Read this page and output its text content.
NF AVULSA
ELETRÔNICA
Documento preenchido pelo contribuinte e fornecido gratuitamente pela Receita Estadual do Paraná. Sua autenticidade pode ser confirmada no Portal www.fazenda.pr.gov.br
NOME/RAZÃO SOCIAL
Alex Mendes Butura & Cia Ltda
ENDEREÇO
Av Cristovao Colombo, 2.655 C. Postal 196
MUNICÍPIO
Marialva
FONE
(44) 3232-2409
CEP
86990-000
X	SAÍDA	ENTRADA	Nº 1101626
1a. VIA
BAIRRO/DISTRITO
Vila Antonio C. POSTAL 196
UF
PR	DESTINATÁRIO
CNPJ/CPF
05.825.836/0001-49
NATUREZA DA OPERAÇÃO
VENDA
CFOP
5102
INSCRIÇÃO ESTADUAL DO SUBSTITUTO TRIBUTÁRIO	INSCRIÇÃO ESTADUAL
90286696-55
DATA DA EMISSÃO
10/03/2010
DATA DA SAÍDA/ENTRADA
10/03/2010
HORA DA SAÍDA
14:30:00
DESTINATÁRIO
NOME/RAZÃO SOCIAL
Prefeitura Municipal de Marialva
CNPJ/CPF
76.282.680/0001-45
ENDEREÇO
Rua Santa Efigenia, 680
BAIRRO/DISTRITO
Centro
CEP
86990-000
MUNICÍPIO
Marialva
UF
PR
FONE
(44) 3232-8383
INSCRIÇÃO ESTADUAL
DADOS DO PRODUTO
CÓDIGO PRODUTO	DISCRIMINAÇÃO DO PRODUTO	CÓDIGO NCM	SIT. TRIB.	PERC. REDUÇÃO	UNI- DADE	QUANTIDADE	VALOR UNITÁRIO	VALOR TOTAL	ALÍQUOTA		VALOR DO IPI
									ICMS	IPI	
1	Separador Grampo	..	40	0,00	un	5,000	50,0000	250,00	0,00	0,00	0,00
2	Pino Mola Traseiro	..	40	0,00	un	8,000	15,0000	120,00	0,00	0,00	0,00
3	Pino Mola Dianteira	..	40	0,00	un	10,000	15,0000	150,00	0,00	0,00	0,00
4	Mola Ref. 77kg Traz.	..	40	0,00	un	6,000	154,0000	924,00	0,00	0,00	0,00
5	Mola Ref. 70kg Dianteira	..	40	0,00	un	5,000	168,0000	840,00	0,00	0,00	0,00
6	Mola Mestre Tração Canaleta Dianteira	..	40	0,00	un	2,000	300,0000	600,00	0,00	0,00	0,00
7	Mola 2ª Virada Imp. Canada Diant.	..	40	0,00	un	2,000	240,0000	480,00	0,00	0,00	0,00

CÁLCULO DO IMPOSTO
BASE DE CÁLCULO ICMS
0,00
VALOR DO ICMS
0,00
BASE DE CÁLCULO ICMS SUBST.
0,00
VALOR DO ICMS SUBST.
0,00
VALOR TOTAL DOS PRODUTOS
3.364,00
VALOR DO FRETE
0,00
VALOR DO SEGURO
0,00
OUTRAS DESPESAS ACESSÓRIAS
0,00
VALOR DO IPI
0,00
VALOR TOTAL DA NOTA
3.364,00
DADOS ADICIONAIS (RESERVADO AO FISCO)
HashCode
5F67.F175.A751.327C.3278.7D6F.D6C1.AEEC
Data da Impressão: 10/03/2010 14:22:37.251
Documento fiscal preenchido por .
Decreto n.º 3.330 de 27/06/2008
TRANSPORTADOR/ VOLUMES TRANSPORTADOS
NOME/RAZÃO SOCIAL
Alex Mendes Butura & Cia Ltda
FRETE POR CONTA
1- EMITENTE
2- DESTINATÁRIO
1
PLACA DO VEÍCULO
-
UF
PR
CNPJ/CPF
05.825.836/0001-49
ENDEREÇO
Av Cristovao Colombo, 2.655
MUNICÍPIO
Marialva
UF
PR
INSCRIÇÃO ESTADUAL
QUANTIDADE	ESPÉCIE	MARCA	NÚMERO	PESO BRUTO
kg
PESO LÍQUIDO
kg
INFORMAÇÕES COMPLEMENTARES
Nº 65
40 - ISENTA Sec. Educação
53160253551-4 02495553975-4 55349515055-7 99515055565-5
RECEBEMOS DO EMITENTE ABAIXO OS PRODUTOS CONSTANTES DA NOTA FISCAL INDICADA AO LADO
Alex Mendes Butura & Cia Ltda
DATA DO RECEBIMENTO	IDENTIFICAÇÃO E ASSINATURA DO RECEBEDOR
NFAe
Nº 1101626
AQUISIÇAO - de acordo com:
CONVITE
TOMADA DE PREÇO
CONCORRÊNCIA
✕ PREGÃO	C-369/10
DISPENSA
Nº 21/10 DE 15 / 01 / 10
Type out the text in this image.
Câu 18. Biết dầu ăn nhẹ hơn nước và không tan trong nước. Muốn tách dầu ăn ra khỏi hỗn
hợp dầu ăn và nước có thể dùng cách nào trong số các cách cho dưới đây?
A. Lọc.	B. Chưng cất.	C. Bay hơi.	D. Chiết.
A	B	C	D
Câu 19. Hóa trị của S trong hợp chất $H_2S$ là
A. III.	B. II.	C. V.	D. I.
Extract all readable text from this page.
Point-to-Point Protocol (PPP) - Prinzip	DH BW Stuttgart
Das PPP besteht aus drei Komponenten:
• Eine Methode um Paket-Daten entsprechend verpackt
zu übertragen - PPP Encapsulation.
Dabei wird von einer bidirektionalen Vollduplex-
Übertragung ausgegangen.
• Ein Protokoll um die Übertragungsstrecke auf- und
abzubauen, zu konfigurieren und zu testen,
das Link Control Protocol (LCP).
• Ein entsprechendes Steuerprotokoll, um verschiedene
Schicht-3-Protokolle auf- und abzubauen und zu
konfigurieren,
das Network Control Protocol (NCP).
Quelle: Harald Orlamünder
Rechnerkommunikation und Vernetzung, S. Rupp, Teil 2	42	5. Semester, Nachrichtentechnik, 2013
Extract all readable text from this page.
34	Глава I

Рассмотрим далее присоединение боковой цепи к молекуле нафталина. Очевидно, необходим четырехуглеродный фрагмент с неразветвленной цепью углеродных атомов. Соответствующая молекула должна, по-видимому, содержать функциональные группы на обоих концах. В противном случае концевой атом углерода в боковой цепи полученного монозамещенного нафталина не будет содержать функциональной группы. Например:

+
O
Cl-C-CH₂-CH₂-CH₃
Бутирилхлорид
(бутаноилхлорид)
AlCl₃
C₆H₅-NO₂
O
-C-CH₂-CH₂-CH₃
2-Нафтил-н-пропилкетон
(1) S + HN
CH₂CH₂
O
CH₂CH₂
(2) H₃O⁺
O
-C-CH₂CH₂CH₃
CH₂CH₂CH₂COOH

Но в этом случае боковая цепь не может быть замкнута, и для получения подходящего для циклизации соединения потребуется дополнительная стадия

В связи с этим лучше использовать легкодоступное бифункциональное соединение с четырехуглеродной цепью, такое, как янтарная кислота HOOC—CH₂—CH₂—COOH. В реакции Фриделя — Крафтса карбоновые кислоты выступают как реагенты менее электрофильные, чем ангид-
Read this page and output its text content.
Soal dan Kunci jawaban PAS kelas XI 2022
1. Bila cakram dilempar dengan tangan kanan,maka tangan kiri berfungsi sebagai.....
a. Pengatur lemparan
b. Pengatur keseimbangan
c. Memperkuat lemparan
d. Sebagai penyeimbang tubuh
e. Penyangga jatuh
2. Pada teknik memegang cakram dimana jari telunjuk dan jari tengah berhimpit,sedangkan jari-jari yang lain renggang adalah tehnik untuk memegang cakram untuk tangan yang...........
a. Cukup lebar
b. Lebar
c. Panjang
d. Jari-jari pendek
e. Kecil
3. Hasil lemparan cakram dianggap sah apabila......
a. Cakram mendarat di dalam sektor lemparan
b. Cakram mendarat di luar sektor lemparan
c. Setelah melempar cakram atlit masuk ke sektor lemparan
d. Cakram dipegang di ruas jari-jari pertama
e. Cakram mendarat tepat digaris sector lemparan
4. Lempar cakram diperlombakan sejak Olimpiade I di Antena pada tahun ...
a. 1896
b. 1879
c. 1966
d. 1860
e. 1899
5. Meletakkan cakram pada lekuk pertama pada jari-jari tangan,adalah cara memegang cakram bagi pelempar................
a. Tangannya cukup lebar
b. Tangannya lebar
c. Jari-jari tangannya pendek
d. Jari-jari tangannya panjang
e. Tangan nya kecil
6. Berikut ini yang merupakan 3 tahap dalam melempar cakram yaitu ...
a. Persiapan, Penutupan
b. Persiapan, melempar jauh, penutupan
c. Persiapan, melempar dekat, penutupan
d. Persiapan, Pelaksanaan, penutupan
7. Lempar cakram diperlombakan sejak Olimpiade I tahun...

==*==

#### TASK REQUIREMENTS
Report the count of lines in the entries that contain the string "Olimpiade", and nothing besides it.

#### WRITTEN ANSWER
2